# Rows:
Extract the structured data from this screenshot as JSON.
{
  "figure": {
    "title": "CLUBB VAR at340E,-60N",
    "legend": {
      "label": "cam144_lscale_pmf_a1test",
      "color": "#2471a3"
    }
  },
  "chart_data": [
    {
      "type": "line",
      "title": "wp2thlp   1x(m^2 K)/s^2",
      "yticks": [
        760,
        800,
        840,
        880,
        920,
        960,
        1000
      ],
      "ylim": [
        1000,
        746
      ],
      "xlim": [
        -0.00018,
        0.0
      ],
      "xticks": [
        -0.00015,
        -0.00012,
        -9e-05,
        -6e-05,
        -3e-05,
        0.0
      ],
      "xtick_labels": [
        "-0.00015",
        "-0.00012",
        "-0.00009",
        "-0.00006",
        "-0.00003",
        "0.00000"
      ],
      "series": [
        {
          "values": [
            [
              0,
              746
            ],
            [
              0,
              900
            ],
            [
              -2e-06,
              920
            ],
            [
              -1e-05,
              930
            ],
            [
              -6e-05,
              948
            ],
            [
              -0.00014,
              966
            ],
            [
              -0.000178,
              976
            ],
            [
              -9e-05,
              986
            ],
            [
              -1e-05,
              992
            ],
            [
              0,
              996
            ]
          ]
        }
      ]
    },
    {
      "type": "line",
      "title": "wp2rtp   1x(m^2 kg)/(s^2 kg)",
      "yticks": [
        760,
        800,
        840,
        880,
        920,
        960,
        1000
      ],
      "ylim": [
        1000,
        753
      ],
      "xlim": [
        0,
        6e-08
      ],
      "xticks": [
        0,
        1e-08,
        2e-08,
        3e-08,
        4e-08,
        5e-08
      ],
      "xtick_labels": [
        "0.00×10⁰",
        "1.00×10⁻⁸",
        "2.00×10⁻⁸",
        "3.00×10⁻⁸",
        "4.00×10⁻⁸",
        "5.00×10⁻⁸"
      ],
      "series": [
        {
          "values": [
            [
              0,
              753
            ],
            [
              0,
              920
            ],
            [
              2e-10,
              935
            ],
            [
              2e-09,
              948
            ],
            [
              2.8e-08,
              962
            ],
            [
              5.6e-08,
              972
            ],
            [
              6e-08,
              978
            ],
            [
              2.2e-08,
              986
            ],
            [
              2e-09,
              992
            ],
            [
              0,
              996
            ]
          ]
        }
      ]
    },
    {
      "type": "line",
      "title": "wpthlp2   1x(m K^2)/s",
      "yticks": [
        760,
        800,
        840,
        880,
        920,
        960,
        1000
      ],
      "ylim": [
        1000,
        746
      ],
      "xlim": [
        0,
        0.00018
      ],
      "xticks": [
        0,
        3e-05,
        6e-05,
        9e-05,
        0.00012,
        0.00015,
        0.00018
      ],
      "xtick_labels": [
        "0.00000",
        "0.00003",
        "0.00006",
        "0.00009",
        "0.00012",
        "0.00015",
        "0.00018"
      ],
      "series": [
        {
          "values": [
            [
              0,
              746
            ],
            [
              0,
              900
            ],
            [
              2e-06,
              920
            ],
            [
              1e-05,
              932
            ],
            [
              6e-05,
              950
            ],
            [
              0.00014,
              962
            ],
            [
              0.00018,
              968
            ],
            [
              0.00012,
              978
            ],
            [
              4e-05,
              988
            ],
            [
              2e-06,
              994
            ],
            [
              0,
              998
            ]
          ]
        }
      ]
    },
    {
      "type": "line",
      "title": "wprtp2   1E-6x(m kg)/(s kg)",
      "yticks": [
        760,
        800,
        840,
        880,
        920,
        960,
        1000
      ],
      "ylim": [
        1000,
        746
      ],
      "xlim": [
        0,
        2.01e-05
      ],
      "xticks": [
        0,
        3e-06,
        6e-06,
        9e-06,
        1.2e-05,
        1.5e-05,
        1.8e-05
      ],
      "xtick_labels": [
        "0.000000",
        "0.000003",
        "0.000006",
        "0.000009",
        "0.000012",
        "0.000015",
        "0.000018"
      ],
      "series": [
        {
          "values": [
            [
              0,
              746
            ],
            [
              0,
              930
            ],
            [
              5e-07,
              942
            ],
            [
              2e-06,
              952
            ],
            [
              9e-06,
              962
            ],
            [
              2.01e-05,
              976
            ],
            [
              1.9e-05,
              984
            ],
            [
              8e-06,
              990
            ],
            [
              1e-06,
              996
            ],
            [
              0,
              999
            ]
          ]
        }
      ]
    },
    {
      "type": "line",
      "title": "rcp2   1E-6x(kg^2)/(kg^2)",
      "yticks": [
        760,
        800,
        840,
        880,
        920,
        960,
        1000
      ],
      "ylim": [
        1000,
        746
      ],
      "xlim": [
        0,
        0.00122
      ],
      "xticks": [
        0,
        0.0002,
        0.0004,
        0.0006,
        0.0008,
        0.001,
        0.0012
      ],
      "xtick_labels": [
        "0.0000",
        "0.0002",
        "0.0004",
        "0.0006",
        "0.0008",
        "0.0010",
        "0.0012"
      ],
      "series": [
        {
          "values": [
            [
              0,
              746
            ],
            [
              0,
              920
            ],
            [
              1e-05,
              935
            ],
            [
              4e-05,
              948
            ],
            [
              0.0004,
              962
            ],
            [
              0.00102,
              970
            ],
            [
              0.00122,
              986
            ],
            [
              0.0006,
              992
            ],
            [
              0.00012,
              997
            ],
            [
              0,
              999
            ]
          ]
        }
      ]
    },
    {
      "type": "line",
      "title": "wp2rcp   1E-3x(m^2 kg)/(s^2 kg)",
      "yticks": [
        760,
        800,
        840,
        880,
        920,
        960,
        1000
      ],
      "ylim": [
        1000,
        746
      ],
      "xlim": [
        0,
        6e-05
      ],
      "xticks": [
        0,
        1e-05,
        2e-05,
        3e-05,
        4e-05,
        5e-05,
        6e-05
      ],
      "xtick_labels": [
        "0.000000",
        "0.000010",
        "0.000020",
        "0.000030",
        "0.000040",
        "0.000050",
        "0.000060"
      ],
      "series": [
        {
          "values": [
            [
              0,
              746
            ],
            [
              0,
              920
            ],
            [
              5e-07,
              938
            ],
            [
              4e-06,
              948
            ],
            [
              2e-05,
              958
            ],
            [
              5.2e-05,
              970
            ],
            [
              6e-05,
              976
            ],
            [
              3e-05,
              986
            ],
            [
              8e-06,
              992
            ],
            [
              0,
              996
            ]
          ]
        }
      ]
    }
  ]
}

# Work to be completed:
Reproduce the listing above verbatim, from first line to last.

# Exercise result:
Extract the structured data from this screenshot as JSON.
{
  "figure": {
    "title": "CLUBB VAR at340E,-60N",
    "legend": {
      "label": "cam144_lscale_pmf_a1test",
      "color": "#2471a3"
    }
  },
  "chart_data": [
    {
      "type": "line",
      "title": "wp2thlp   1x(m^2 K)/s^2",
      "yticks": [
        760,
        800,
        840,
        880,
        920,
        960,
        1000
      ],
      "ylim": [
        1000,
        746
      ],
      "xlim": [
        -0.00018,
        0.0
      ],
      "xticks": [
        -0.00015,
        -0.00012,
        -9e-05,
        -6e-05,
        -3e-05,
        0.0
      ],
      "xtick_labels": [
        "-0.00015",
        "-0.00012",
        "-0.00009",
        "-0.00006",
        "-0.00003",
        "0.00000"
      ],
      "series": [
        {
          "values": [
            [
              0,
              746
            ],
            [
              0,
              900
            ],
            [
              -2e-06,
              920
            ],
            [
              -1e-05,
              930
            ],
            [
              -6e-05,
              948
            ],
            [
              -0.00014,
              966
            ],
            [
              -0.000178,
              976
            ],
            [
              -9e-05,
              986
            ],
            [
              -1e-05,
              992
            ],
            [
              0,
              996
            ]
          ]
        }
      ]
    },
    {
      "type": "line",
      "title": "wp2rtp   1x(m^2 kg)/(s^2 kg)",
      "yticks": [
        760,
        800,
        840,
        880,
        920,
        960,
        1000
      ],
      "ylim": [
        1000,
        753
      ],
      "xlim": [
        0,
        6e-08
      ],
      "xticks": [
        0,
        1e-08,
        2e-08,
        3e-08,
        4e-08,
        5e-08
      ],
      "xtick_labels": [
        "0.00×10⁰",
        "1.00×10⁻⁸",
        "2.00×10⁻⁸",
        "3.00×10⁻⁸",
        "4.00×10⁻⁸",
        "5.00×10⁻⁸"
      ],
      "series": [
        {
          "values": [
            [
              0,
              753
            ],
            [
              0,
              920
            ],
            [
              2e-10,
              935
            ],
            [
              2e-09,
              948
            ],
            [
              2.8e-08,
              962
            ],
            [
              5.6e-08,
              972
            ],
            [
              6e-08,
              978
            ],
            [
              2.2e-08,
              986
            ],
            [
              2e-09,
              992
            ],
            [
              0,
              996
            ]
          ]
        }
      ]
    },
    {
      "type": "line",
      "title": "wpthlp2   1x(m K^2)/s",
      "yticks": [
        760,
        800,
        840,
        880,
        920,
        960,
        1000
      ],
      "ylim": [
        1000,
        746
      ],
      "xlim": [
        0,
        0.00018
      ],
      "xticks": [
        0,
        3e-05,
        6e-05,
        9e-05,
        0.00012,
        0.00015,
        0.00018
      ],
      "xtick_labels": [
        "0.00000",
        "0.00003",
        "0.00006",
        "0.00009",
        "0.00012",
        "0.00015",
        "0.00018"
      ],
      "series": [
        {
          "values": [
            [
              0,
              746
            ],
            [
              0,
              900
            ],
            [
              2e-06,
              920
            ],
            [
              1e-05,
              932
            ],
            [
              6e-05,
              950
            ],
            [
              0.00014,
              962
            ],
            [
              0.00018,
              968
            ],
            [
              0.00012,
              978
            ],
            [
              4e-05,
              988
            ],
            [
              2e-06,
              994
            ],
            [
              0,
              998
            ]
          ]
        }
      ]
    },
    {
      "type": "line",
      "title": "wprtp2   1E-6x(m kg)/(s kg)",
      "yticks": [
        760,
        800,
        840,
        880,
        920,
        960,
        1000
      ],
      "ylim": [
        1000,
        746
      ],
      "xlim": [
        0,
        2.01e-05
      ],
      "xticks": [
        0,
        3e-06,
        6e-06,
        9e-06,
        1.2e-05,
        1.5e-05,
        1.8e-05
      ],
      "xtick_labels": [
        "0.000000",
        "0.000003",
        "0.000006",
        "0.000009",
        "0.000012",
        "0.000015",
        "0.000018"
      ],
      "series": [
        {
          "values": [
            [
              0,
              746
            ],
            [
              0,
              930
            ],
            [
              5e-07,
              942
            ],
            [
              2e-06,
              952
            ],
            [
              9e-06,
              962
            ],
            [
              2.01e-05,
              976
            ],
            [
              1.9e-05,
              984
            ],
            [
              8e-06,
              990
            ],
            [
              1e-06,
              996
            ],
            [
              0,
              999
            ]
          ]
        }
      ]
    },
    {
      "type": "line",
      "title": "rcp2   1E-6x(kg^2)/(kg^2)",
      "yticks": [
        760,
        800,
        840,
        880,
        920,
        960,
        1000
      ],
      "ylim": [
        1000,
        746
      ],
      "xlim": [
        0,
        0.00122
      ],
      "xticks": [
        0,
        0.0002,
        0.0004,
        0.0006,
        0.0008,
        0.001,
        0.0012
      ],
      "xtick_labels": [
        "0.0000",
        "0.0002",
        "0.0004",
        "0.0006",
        "0.0008",
        "0.0010",
        "0.0012"
      ],
      "series": [
        {
          "values": [
            [
              0,
              746
            ],
            [
              0,
              920
            ],
            [
              1e-05,
              935
            ],
            [
              4e-05,
              948
            ],
            [
              0.0004,
              962
            ],
            [
              0.00102,
              970
            ],
            [
              0.00122,
              986
            ],
            [
              0.0006,
              992
            ],
            [
              0.00012,
              997
            ],
            [
              0,
              999
            ]
          ]
        }
      ]
    },
    {
      "type": "line",
      "title": "wp2rcp   1E-3x(m^2 kg)/(s^2 kg)",
      "yticks": [
        760,
        800,
        840,
        880,
        920,
        960,
        1000
      ],
      "ylim": [
        1000,
        746
      ],
      "xlim": [
        0,
        6e-05
      ],
      "xticks": [
        0,
        1e-05,
        2e-05,
        3e-05,
        4e-05,
        5e-05,
        6e-05
      ],
      "xtick_labels": [
        "0.000000",
        "0.000010",
        "0.000020",
        "0.000030",
        "0.000040",
        "0.000050",
        "0.000060"
      ],
      "series": [
        {
          "values": [
            [
              0,
              746
            ],
            [
              0,
              920
            ],
            [
              5e-07,
              938
            ],
            [
              4e-06,
              948
            ],
            [
              2e-05,
              958
            ],
            [
              5.2e-05,
              970
            ],
            [
              6e-05,
              976
            ],
            [
              3e-05,
              986
            ],
            [
              8e-06,
              992
            ],
            [
              0,
              996
            ]
          ]
        }
      ]
    }
  ]
}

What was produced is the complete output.